(Data excerpts)
□ □ □

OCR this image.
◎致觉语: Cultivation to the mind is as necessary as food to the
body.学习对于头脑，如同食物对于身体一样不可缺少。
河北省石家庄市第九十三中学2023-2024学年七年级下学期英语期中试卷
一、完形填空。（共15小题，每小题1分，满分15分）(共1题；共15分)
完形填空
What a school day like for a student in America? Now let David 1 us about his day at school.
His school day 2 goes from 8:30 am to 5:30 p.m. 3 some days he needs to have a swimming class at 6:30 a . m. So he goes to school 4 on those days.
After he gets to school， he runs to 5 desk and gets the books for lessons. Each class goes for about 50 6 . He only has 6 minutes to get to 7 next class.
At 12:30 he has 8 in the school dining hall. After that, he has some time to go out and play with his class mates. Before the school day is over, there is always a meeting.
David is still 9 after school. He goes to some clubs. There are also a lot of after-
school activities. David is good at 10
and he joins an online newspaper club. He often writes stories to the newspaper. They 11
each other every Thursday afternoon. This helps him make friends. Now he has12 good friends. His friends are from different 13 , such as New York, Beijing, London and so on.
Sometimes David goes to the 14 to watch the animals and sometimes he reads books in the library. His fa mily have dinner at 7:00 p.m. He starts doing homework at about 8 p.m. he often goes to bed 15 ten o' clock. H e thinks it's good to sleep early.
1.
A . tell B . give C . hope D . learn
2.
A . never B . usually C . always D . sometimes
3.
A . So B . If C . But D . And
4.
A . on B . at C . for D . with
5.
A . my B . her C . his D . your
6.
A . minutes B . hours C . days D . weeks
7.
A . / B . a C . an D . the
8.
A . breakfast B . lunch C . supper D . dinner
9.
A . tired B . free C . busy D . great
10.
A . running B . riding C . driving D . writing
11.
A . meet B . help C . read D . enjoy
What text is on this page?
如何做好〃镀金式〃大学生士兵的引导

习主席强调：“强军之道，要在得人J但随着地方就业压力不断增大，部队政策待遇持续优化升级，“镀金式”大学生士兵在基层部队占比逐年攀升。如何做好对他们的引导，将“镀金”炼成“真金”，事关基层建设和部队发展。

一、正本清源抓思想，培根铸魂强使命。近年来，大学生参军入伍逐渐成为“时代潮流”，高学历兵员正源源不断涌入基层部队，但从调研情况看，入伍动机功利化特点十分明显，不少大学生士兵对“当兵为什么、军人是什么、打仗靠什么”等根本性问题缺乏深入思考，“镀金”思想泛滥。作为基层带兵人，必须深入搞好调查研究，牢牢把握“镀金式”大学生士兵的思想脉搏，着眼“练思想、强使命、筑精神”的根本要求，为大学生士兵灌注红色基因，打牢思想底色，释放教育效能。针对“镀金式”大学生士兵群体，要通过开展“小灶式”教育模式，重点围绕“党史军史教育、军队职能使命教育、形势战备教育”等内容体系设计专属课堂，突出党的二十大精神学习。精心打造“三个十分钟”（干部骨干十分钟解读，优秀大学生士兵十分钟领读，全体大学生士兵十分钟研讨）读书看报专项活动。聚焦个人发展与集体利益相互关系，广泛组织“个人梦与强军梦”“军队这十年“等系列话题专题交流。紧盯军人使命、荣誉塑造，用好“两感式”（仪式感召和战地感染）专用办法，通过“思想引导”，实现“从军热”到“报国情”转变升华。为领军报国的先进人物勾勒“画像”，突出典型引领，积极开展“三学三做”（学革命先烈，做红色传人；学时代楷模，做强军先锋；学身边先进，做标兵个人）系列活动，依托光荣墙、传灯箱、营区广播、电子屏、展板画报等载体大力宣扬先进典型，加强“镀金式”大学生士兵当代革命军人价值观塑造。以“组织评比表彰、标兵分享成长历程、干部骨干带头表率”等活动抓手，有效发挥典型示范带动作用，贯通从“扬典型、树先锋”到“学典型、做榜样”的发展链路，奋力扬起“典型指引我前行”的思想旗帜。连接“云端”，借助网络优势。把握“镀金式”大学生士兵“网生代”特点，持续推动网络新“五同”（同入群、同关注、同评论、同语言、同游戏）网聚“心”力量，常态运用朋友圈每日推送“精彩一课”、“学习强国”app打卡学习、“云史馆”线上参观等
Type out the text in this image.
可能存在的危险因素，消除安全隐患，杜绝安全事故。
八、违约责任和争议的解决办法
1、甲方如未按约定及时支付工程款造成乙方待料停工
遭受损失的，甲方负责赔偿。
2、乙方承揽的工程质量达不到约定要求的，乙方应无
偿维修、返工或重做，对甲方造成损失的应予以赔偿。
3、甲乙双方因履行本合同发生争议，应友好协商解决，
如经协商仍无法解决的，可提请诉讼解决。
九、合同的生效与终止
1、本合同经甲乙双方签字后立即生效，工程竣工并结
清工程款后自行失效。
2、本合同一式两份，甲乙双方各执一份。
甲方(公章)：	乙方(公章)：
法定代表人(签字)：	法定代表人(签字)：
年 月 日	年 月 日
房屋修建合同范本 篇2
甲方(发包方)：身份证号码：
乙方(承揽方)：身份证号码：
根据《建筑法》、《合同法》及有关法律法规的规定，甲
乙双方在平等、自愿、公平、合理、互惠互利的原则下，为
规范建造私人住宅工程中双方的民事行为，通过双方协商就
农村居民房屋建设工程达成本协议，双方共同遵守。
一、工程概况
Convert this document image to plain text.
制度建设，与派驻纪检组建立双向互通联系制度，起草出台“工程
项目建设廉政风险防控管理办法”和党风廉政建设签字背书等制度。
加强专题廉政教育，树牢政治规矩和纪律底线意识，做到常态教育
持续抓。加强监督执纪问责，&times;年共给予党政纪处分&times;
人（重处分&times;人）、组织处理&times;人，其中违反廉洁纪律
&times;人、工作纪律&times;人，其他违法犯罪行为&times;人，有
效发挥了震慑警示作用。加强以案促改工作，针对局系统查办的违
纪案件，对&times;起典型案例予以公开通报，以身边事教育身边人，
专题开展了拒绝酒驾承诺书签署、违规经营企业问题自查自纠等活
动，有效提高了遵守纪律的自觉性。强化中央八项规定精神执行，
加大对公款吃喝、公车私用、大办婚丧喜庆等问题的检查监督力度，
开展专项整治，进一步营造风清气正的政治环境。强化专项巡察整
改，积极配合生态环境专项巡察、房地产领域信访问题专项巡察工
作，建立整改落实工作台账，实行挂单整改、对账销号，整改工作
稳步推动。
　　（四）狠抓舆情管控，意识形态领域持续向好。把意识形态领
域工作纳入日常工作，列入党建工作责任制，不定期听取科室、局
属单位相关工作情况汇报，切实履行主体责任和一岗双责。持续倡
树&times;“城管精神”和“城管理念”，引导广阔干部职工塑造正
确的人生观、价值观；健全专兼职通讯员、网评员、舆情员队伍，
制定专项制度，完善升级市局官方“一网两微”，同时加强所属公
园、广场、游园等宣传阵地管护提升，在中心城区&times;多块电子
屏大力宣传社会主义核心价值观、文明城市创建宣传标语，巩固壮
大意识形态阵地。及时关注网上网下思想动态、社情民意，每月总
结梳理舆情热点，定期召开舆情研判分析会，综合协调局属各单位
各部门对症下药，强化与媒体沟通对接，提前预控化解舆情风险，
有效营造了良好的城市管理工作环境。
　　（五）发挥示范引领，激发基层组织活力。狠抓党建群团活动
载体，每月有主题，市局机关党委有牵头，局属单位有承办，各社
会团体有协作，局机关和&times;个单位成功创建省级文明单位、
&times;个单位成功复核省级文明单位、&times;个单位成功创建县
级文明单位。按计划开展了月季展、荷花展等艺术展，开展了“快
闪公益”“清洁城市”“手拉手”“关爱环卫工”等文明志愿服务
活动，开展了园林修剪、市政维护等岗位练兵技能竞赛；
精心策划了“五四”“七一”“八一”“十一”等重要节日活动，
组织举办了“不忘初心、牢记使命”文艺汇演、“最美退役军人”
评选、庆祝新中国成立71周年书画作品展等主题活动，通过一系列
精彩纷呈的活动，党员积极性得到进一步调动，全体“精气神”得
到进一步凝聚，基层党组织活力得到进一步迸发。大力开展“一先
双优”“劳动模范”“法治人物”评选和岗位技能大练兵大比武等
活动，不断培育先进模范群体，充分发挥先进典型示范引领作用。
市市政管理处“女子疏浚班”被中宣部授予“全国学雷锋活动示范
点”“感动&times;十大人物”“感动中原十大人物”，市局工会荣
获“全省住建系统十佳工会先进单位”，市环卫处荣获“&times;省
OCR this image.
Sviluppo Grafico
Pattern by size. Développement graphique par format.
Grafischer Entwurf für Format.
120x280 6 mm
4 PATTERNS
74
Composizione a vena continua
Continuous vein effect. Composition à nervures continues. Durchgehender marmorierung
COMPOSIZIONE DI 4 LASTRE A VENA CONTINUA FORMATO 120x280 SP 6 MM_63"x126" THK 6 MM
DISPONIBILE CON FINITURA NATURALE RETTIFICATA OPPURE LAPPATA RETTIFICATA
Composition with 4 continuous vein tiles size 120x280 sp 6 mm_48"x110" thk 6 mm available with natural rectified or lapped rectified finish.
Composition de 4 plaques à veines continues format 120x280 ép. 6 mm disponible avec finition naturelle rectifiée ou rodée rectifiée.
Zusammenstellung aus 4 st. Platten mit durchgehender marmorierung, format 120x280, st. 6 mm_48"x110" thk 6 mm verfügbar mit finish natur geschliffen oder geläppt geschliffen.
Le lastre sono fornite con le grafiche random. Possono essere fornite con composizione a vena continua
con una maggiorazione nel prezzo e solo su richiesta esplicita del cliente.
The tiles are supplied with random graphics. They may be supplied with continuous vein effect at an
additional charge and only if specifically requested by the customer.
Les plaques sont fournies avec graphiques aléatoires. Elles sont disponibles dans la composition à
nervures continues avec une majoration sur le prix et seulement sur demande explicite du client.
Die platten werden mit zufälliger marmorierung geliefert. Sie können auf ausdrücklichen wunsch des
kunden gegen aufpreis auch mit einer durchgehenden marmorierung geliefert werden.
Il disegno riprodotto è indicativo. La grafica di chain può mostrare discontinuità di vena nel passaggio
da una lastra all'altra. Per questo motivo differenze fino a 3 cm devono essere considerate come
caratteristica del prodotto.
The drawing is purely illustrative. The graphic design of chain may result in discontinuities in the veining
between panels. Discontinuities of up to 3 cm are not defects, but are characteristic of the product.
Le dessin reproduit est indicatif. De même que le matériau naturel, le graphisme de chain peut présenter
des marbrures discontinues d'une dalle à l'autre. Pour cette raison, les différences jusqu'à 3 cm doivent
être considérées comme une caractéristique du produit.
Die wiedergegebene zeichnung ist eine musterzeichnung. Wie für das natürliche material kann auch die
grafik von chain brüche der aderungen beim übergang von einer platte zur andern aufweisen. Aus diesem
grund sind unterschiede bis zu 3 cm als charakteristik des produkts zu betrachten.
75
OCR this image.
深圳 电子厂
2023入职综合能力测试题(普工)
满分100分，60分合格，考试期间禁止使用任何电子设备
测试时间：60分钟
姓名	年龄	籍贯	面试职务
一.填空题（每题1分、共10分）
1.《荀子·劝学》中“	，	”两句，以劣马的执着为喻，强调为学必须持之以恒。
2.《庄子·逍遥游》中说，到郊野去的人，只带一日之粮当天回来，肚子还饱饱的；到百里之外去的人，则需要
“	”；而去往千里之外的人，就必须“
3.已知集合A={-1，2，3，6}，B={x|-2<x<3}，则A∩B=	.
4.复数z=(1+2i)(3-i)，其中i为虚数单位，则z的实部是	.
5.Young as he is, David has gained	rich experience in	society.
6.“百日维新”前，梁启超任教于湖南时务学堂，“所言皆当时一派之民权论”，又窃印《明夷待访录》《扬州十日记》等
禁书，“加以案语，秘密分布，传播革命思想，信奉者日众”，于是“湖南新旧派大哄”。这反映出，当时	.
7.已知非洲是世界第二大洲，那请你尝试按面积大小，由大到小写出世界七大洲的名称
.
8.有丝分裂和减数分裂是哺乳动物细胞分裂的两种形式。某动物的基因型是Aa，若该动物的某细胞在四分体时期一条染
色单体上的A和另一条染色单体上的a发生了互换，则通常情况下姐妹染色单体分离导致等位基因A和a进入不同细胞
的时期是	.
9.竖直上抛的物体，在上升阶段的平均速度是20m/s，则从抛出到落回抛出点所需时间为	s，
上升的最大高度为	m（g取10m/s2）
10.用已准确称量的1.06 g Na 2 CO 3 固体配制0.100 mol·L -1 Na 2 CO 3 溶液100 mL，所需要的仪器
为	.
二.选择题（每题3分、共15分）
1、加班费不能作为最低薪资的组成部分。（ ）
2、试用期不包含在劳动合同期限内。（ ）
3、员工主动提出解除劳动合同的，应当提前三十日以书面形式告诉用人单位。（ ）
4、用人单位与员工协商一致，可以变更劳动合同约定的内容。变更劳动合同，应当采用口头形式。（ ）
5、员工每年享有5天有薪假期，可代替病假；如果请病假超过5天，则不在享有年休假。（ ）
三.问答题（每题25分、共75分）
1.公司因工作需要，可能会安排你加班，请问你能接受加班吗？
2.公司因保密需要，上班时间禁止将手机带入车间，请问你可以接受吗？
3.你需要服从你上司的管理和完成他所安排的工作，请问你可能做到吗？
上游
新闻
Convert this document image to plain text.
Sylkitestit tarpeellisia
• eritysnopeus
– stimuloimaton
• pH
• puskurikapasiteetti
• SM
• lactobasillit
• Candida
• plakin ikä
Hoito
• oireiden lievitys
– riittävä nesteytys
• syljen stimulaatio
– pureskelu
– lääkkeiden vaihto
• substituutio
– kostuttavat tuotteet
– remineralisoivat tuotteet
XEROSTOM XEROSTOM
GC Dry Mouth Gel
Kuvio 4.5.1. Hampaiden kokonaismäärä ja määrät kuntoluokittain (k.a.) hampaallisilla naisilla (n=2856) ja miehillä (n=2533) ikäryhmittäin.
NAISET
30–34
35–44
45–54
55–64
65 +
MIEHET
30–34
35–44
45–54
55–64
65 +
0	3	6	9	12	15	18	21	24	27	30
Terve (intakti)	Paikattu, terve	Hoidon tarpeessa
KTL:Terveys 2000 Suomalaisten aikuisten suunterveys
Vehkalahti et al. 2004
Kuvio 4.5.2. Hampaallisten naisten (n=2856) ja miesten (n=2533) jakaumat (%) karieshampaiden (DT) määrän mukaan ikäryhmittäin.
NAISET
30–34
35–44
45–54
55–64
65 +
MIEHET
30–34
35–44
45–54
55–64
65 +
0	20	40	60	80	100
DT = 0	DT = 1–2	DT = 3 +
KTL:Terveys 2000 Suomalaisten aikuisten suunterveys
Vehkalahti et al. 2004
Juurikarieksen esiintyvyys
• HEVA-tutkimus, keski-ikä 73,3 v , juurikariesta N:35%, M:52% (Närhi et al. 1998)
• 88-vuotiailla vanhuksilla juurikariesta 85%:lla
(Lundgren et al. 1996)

□ □ □

The problem -> Filter the listing for the word "only" and copy every line that holds it.

Answer to the exercise ->
After he gets to school， he runs to 5 desk and gets the books for lessons. Each class goes for about 50 6 . He only has 6 minutes to get to 7 next class.
additional charge and only if specifically requested by the customer.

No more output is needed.